TASKS AND EXERCISES:
**1.** Answer these questions using the forum thread about the birthday shoot at DCWC:
(a) What was added at the archery shelter?
(b) At about what time will the cook-out begin?
(c) What kind of restroom was added to the Club House?
**2.** Extend the forum thread about the birthday shoot at DCWC, picking up after its final post.

SELECTED EXTRACT:
○ ○ ○ ○

# Special Shoot at DCWC



## Spoon13 (Feb 20, 2007)

pragmatic_lee said:


> Well there's still a lot of Field shoots scheduled in NC, but one of those is going to be kinda special.
> 
> Seems one of our regulars at DCWC and some what of a regular here on AT will be having a birthday around the weekend of our scheduled Sept. 11 shoot. Not exactly sure, but I think 3DShooter80's birthday is on the 12th.
> 
> ...


DAMN THAT'S OLD!!!!!:faint2:


----------



## LoneEagle0607 (Jan 15, 2008)

*Sounds nice*

I'll be on my way to the beach that day otherwise I'd be there. 30 years old. Such a youngster!!


----------



## psargeant (Aug 1, 2004)

I'll be hit or miss. i won't see a soccer schedule for at least another month:mad2:...but I will do my darndest to make it out for at least some of the fun...


----------



## pragmatic_lee (Jan 19, 2008)

For those that haven't been to DCWC lately. 

Lots of renovation work being done to the Club House. Back in the Spring both the men's and women's restrooms were renovated from their vintage 1950s design. In addition a handicap accessible restroom has been added. Renovation work is going on right now in the kitchen and should be completed in a couple more weeks. And, of course, I think everyone is probably aware of the addition of an ice cream freezer at the archery shelter. :wink: 

Plan now, if you can, to come join us on 9/11.


----------



## 3dshooter80 (Mar 13, 2006)

Hey everbody, I hope you will be able to come out and enjoy a round of field with me for my B-day!!! 

Cindy... you know you are supposed to check with me before you make plans. It is OK, I will drink your beer at the cook-out. Pat, bring me Cindy's beer!!

Like Lee said, we will have the usual shoot that morning starting between 9-10 am. Then around 5 pm we will be having a cook-out where my family and friends will join in. Please try to let us know if you are planning to come so that we can have enough hamburgers and hotdogs.

If it looks like we are going to have a crowd, we may charge a small fee for the food since my wife and I are on a bit of a budget. I am expecting the regulars, that's a given. IF YOU ARE A MOOCHER AND ARE LOOKING FOR A FREE MEAL, PLEASE STAY HOME. If you are part of the NC field crowd that I would recognize, then you are invited!! (My party, my rules: especially when I am not a member of DCWC and I can't invite guests )

○ ○ ○ ○

EXTRACTED DATA:
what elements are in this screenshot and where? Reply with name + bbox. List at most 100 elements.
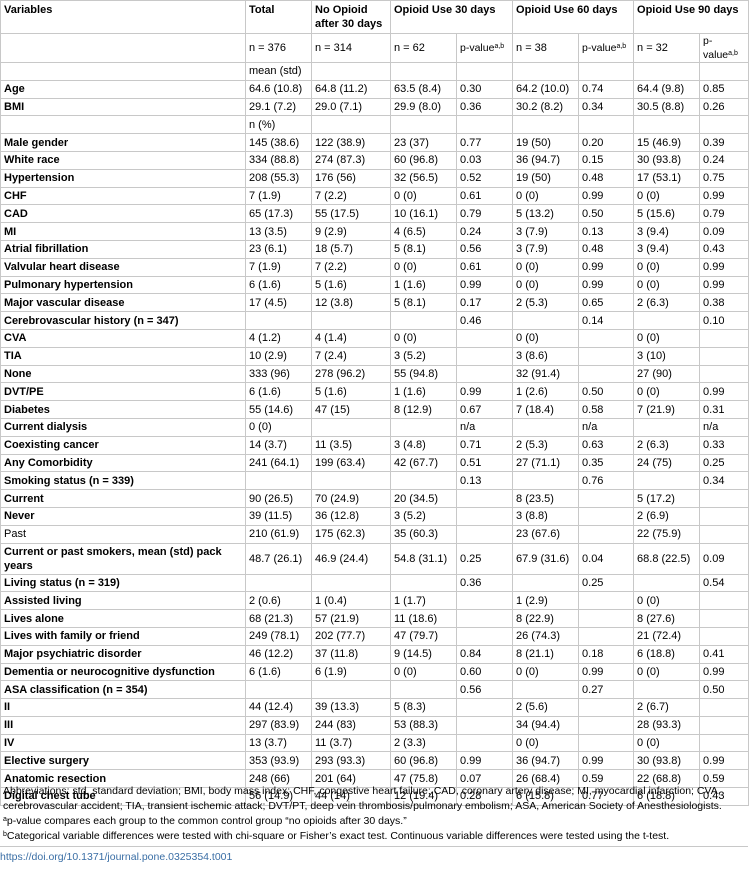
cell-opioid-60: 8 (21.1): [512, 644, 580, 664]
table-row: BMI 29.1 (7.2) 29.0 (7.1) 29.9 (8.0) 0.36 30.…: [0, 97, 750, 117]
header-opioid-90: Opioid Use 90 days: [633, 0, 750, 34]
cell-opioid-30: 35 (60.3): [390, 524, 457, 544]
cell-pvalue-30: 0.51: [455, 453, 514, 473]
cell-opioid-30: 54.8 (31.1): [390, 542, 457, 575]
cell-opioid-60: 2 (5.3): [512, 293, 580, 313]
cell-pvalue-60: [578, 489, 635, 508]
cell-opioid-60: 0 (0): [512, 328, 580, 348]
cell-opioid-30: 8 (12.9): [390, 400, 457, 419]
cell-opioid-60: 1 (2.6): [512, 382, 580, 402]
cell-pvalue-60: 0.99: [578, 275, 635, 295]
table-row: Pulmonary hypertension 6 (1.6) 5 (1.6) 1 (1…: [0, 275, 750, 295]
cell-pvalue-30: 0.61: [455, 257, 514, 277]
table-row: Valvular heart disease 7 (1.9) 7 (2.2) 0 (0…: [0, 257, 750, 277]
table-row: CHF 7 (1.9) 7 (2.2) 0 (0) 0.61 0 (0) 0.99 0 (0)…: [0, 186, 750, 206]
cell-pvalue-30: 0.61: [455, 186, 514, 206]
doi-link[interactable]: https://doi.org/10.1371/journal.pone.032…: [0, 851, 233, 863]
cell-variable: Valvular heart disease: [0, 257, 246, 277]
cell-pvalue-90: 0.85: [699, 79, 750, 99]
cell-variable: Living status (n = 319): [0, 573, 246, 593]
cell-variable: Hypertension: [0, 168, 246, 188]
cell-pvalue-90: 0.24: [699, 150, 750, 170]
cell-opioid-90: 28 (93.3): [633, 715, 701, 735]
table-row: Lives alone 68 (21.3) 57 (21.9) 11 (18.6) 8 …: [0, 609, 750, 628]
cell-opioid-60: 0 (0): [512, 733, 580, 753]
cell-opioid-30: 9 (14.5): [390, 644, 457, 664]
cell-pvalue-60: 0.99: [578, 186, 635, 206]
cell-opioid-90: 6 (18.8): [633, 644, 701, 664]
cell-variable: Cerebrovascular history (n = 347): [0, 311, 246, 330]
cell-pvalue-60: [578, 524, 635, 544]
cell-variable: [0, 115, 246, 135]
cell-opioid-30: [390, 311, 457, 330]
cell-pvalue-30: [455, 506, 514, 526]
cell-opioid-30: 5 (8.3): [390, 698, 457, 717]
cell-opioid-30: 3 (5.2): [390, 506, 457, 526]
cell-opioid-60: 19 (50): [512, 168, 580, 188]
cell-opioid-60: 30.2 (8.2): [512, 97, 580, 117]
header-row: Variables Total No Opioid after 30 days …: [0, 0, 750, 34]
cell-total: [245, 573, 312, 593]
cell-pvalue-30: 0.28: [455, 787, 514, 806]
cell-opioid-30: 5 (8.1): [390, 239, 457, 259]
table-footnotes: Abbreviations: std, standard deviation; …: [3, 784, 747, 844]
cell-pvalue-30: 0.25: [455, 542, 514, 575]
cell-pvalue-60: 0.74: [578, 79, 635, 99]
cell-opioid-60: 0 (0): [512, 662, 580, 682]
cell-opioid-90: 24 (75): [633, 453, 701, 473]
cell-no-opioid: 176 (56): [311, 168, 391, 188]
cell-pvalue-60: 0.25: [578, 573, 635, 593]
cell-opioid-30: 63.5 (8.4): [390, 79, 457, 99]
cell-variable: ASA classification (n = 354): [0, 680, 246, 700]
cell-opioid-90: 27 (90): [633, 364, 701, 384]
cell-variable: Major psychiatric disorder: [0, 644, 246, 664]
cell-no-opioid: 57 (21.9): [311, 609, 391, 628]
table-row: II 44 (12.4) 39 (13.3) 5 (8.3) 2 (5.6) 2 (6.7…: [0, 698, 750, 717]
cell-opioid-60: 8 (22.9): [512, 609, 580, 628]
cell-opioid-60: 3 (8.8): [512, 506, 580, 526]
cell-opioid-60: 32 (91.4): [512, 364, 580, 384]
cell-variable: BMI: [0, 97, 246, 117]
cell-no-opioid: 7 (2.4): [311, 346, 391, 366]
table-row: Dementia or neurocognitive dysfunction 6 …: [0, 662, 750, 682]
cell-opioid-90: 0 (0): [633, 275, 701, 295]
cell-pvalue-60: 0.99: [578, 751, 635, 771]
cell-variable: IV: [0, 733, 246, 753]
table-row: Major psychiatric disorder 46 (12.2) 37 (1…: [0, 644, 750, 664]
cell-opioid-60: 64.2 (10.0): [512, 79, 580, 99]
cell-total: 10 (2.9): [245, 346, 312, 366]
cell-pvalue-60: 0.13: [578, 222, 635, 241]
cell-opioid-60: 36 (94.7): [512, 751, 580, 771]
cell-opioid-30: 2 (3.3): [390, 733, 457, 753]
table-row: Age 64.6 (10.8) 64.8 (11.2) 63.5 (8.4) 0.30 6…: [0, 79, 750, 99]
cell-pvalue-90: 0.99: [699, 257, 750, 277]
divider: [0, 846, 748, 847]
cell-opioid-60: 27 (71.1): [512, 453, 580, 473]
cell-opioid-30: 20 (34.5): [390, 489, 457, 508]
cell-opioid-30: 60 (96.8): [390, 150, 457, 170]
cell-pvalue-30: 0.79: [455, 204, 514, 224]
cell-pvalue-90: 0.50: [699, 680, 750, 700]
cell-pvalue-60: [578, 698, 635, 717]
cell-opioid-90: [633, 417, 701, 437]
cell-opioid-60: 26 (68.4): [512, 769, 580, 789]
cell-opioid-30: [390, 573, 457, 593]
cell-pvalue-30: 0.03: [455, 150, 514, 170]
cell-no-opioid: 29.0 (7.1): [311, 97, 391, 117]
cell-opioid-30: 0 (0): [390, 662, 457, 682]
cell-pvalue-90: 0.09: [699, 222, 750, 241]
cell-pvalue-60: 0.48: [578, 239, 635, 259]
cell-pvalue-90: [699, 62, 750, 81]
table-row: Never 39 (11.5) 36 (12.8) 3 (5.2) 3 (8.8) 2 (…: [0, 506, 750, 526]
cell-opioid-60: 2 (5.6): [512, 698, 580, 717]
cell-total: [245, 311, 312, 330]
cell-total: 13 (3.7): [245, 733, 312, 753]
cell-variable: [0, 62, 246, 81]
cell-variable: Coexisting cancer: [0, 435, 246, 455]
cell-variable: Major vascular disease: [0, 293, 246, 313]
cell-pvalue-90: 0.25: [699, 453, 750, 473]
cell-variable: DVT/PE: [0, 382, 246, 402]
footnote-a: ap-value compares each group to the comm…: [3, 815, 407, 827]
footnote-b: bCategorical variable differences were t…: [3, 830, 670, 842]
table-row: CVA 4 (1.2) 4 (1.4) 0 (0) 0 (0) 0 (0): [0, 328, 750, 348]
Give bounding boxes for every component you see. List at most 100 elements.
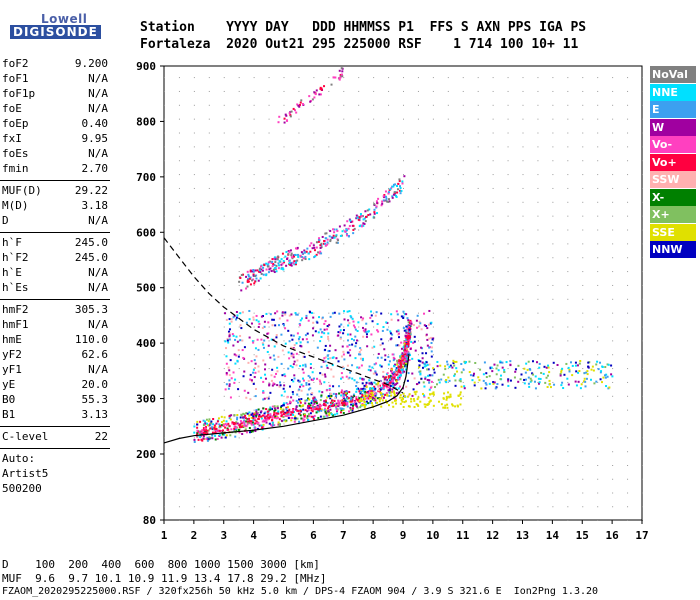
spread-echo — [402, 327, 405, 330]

○ ○ ○ ○

ANSWERS TO THE EXERCISE:
**1.**
(a) An ice cream freezer.
(b) Around 5 pm.
(c) A handicap accessible restroom.

**2.**
----------



## SCarson (Apr 13, 2008)

Spoon13 said:


> DAMN THAT'S OLD!!!!!:faint2:


He's just now getting out of diapers :binkybaby::hurt::baby:


----------



## pragmatic_lee (Jan 19, 2008)

SCarson said:


> He's just now getting out of diapers :binkybaby::hurt::baby:


That's kinda what I was thinking - heck he's younger than my baby daughter.


----------



## 3dshooter80 (Mar 13, 2006)

Well, last time I checked, this 'youngin' can put a whoopin on your old arse Lee. But I am just glad that I get to hang out with the "old guys". Being around you guys really makes me think about what I want to be when I grow up!!


----------



## LoneEagle0607 (Jan 15, 2008)

3dshooter80 said:


> Hey everbody, I hope you will be able to come out and enjoy a round of field with me for my B-day!!!
> 
> Cindy... you know you are supposed to check with me before you make plans. It is OK, I will drink your beer at the cook-out. Pat, bring me Cindy's beer!!
> 
> ...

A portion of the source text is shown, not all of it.